(Saved entries)
══════════

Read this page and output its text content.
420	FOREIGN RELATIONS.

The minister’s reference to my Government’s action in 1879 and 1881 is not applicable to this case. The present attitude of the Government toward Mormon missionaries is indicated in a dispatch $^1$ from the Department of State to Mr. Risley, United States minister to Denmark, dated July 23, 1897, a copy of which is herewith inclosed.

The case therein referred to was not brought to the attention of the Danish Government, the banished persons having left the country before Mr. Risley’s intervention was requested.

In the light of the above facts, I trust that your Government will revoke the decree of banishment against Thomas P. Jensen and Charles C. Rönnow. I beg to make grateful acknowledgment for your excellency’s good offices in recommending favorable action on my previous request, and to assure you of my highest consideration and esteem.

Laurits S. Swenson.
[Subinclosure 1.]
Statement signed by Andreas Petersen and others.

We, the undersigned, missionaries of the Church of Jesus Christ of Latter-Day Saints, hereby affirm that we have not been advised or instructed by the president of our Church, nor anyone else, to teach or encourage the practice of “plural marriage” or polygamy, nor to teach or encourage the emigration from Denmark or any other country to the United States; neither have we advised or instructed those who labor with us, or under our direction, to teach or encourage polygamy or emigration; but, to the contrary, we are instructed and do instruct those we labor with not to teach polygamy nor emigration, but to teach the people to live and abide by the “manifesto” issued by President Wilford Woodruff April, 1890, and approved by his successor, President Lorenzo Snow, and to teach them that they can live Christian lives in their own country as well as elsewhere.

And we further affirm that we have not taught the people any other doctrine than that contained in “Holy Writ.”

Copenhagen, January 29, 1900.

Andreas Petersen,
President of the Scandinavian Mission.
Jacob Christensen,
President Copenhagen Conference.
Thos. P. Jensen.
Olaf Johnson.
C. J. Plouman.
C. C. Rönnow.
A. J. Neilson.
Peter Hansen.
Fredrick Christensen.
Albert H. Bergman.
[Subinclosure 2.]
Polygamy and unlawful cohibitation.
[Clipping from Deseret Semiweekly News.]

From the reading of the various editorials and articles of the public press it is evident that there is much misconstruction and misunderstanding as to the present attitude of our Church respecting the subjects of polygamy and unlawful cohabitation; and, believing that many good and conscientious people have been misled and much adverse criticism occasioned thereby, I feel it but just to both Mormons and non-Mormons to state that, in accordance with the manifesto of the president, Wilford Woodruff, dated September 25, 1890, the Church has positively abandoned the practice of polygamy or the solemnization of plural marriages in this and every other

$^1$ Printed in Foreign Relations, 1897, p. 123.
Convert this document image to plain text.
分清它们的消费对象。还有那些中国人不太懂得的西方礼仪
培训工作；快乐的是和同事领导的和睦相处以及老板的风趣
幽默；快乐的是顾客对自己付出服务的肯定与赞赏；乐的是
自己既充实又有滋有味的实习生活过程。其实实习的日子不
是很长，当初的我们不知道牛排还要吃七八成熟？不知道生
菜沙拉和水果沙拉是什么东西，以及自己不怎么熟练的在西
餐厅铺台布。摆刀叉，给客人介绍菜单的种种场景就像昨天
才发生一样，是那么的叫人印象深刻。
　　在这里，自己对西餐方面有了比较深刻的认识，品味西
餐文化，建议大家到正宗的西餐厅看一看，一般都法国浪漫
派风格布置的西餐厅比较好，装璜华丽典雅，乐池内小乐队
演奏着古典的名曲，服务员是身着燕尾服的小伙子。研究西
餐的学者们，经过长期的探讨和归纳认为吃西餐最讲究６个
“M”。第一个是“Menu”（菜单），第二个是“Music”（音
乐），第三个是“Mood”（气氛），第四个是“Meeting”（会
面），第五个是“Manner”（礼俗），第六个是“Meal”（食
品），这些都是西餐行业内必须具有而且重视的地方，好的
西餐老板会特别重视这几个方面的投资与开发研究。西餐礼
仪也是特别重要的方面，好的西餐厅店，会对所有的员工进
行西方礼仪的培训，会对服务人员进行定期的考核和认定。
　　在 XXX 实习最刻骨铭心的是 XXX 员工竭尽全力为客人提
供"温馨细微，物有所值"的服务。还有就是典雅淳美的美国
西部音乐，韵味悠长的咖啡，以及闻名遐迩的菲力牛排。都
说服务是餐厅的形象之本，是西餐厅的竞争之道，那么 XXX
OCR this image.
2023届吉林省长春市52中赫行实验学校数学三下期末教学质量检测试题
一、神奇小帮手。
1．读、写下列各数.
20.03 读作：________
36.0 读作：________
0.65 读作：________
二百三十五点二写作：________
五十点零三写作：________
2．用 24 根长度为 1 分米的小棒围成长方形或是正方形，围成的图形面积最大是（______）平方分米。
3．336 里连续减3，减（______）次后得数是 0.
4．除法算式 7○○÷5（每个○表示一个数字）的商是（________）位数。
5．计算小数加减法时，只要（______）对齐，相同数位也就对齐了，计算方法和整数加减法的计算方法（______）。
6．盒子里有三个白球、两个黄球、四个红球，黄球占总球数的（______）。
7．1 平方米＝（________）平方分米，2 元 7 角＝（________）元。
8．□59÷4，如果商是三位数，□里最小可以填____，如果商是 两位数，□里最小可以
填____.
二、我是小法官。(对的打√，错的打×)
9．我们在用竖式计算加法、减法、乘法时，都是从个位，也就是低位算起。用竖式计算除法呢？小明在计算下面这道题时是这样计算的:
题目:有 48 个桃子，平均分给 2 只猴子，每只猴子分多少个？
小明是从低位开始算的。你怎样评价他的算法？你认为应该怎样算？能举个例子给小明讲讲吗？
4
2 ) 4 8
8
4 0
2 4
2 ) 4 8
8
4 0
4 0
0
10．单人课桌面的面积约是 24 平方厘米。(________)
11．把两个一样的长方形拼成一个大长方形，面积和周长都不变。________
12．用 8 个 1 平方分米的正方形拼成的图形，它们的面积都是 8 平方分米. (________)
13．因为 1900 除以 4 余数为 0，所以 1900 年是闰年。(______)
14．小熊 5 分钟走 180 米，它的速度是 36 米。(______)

══════════

Find every line in the records above that contains the word "text", and copy each one.

Read this page and output its text content.
Convert this document image to plain text.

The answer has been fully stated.